* INSTRUCTIONS FOR THE TASK
Write the material out again exactly as it stands.
[START OF RECORDS SUPPLIED]
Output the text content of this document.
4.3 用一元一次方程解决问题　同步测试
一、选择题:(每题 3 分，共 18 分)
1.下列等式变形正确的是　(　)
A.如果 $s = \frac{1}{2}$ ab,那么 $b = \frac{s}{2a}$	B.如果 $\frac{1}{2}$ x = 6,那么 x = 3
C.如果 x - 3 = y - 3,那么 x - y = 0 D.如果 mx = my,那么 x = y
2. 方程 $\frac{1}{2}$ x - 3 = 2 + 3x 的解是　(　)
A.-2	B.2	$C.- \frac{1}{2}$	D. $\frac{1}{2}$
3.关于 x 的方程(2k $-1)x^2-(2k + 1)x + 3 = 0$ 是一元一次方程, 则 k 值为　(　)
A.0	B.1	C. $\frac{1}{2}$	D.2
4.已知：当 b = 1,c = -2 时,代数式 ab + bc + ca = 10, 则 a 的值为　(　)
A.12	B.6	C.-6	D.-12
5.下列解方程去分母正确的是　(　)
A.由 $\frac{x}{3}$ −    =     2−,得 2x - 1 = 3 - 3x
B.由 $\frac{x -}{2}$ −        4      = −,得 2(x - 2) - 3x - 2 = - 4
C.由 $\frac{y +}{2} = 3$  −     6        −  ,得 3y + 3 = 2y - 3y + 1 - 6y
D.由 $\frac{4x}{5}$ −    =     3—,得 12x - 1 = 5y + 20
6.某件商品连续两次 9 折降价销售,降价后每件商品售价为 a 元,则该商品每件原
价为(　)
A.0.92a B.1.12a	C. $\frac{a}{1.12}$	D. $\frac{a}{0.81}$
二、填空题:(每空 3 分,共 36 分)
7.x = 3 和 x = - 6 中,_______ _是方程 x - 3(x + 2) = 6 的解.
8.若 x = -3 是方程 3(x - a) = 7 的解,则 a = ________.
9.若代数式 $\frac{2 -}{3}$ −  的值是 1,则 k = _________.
[END OF RECORDS SUPPLIED]
* SOLUTION FOR THIS EXERCISE
Output the text content of this document.
4.3 用一元一次方程解决问题　同步测试
一、选择题:(每题 3 分，共 18 分)
1.下列等式变形正确的是　(　)
A.如果 $s = \frac{1}{2}$ ab,那么 $b = \frac{s}{2a}$	B.如果 $\frac{1}{2}$ x = 6,那么 x = 3
C.如果 x - 3 = y - 3,那么 x - y = 0 D.如果 mx = my,那么 x = y
2. 方程 $\frac{1}{2}$ x - 3 = 2 + 3x 的解是　(　)
A.-2	B.2	$C.- \frac{1}{2}$	D. $\frac{1}{2}$
3.关于 x 的方程(2k $-1)x^2-(2k + 1)x + 3 = 0$ 是一元一次方程, 则 k 值为　(　)
A.0	B.1	C. $\frac{1}{2}$	D.2
4.已知：当 b = 1,c = -2 时,代数式 ab + bc + ca = 10, 则 a 的值为　(　)
A.12	B.6	C.-6	D.-12
5.下列解方程去分母正确的是　(　)
A.由 $\frac{x}{3}$ −    =     2−,得 2x - 1 = 3 - 3x
B.由 $\frac{x -}{2}$ −        4      = −,得 2(x - 2) - 3x - 2 = - 4
C.由 $\frac{y +}{2} = 3$  −     6        −  ,得 3y + 3 = 2y - 3y + 1 - 6y
D.由 $\frac{4x}{5}$ −    =     3—,得 12x - 1 = 5y + 20
6.某件商品连续两次 9 折降价销售,降价后每件商品售价为 a 元,则该商品每件原
价为(　)
A.0.92a B.1.12a	C. $\frac{a}{1.12}$	D. $\frac{a}{0.81}$
二、填空题:(每空 3 分,共 36 分)
7.x = 3 和 x = - 6 中,_______ _是方程 x - 3(x + 2) = 6 的解.
8.若 x = -3 是方程 3(x - a) = 7 的解,则 a = ________.
9.若代数式 $\frac{2 -}{3}$ −  的值是 1,则 k = _________.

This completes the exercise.